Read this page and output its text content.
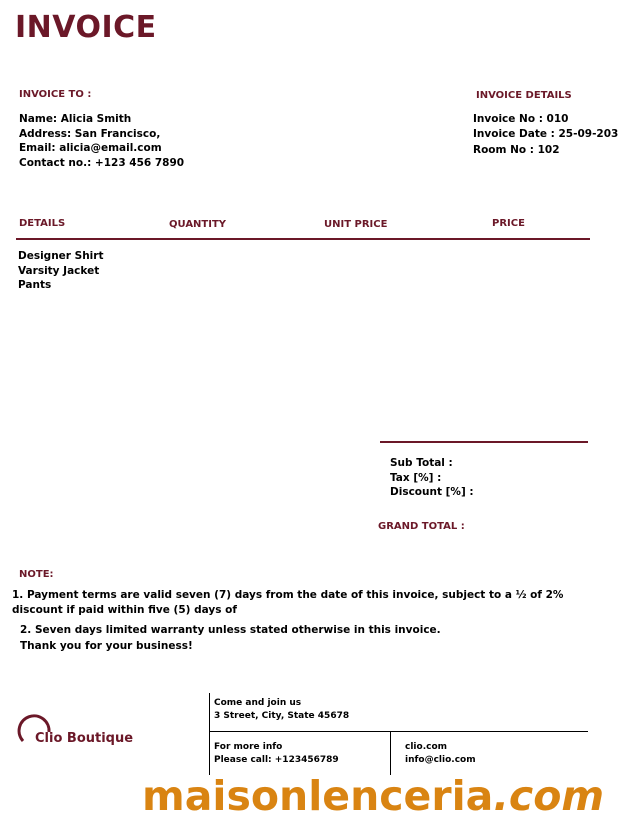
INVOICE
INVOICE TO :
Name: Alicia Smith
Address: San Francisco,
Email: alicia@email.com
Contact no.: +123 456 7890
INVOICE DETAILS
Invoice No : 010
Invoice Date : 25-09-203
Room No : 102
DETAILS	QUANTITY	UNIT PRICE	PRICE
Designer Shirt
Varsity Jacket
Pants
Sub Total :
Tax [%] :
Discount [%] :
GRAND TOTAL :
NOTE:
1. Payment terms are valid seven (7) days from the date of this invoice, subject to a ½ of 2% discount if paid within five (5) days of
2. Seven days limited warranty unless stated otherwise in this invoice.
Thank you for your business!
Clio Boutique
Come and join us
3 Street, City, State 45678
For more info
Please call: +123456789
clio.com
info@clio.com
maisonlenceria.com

# Your objective:
Transcribe the material exactly, and leave out whatever pictures it holds.

# Response to this task:
Read this page and output its text content.
INVOICE
INVOICE TO :
Name: Alicia Smith
Address: San Francisco,
Email: alicia@email.com
Contact no.: +123 456 7890
INVOICE DETAILS
Invoice No : 010
Invoice Date : 25-09-203
Room No : 102
DETAILS	QUANTITY	UNIT PRICE	PRICE
Designer Shirt
Varsity Jacket
Pants
Sub Total :
Tax [%] :
Discount [%] :
GRAND TOTAL :
NOTE:
1. Payment terms are valid seven (7) days from the date of this invoice, subject to a ½ of 2% discount if paid within five (5) days of
2. Seven days limited warranty unless stated otherwise in this invoice.
Thank you for your business!
Clio Boutique
Come and join us
3 Street, City, State 45678
For more info
Please call: +123456789
clio.com
info@clio.com
maisonlenceria.com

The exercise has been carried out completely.